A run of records
•••

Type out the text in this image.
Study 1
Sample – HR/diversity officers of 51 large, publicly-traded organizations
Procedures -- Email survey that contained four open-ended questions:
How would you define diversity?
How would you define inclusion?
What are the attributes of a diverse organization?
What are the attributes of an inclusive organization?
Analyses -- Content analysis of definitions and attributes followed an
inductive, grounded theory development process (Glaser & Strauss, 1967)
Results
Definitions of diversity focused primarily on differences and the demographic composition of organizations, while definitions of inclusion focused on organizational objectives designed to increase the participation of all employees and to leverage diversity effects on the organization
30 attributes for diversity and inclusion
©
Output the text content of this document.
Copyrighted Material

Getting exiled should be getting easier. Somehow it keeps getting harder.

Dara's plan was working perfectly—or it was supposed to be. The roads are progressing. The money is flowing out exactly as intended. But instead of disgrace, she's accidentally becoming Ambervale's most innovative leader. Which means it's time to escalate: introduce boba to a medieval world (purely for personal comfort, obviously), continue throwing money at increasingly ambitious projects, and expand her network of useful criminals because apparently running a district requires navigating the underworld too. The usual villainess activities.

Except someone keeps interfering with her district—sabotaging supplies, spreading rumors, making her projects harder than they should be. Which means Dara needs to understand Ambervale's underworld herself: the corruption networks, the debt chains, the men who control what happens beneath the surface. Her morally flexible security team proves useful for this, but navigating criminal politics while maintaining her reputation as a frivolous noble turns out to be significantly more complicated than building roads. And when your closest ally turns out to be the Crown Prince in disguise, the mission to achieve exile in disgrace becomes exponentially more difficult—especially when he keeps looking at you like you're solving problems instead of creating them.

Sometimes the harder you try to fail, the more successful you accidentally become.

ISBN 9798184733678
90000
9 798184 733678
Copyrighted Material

•••

Reproduce the material verbatim, line by line.

Type out the text in this image.
Study 1
Sample – HR/diversity officers of 51 large, publicly-traded organizations
Procedures -- Email survey that contained four open-ended questions:
How would you define diversity?
How would you define inclusion?
What are the attributes of a diverse organization?
What are the attributes of an inclusive organization?
Analyses -- Content analysis of definitions and attributes followed an
inductive, grounded theory development process (Glaser & Strauss, 1967)
Results
Definitions of diversity focused primarily on differences and the demographic composition of organizations, while definitions of inclusion focused on organizational objectives designed to increase the participation of all employees and to leverage diversity effects on the organization
30 attributes for diversity and inclusion
©
Output the text content of this document.
Copyrighted Material

Getting exiled should be getting easier. Somehow it keeps getting harder.

Dara's plan was working perfectly—or it was supposed to be. The roads are progressing. The money is flowing out exactly as intended. But instead of disgrace, she's accidentally becoming Ambervale's most innovative leader. Which means it's time to escalate: introduce boba to a medieval world (purely for personal comfort, obviously), continue throwing money at increasingly ambitious projects, and expand her network of useful criminals because apparently running a district requires navigating the underworld too. The usual villainess activities.

Except someone keeps interfering with her district—sabotaging supplies, spreading rumors, making her projects harder than they should be. Which means Dara needs to understand Ambervale's underworld herself: the corruption networks, the debt chains, the men who control what happens beneath the surface. Her morally flexible security team proves useful for this, but navigating criminal politics while maintaining her reputation as a frivolous noble turns out to be significantly more complicated than building roads. And when your closest ally turns out to be the Crown Prince in disguise, the mission to achieve exile in disgrace becomes exponentially more difficult—especially when he keeps looking at you like you're solving problems instead of creating them.

Sometimes the harder you try to fail, the more successful you accidentally become.

ISBN 9798184733678
90000
9 798184 733678
Copyrighted Material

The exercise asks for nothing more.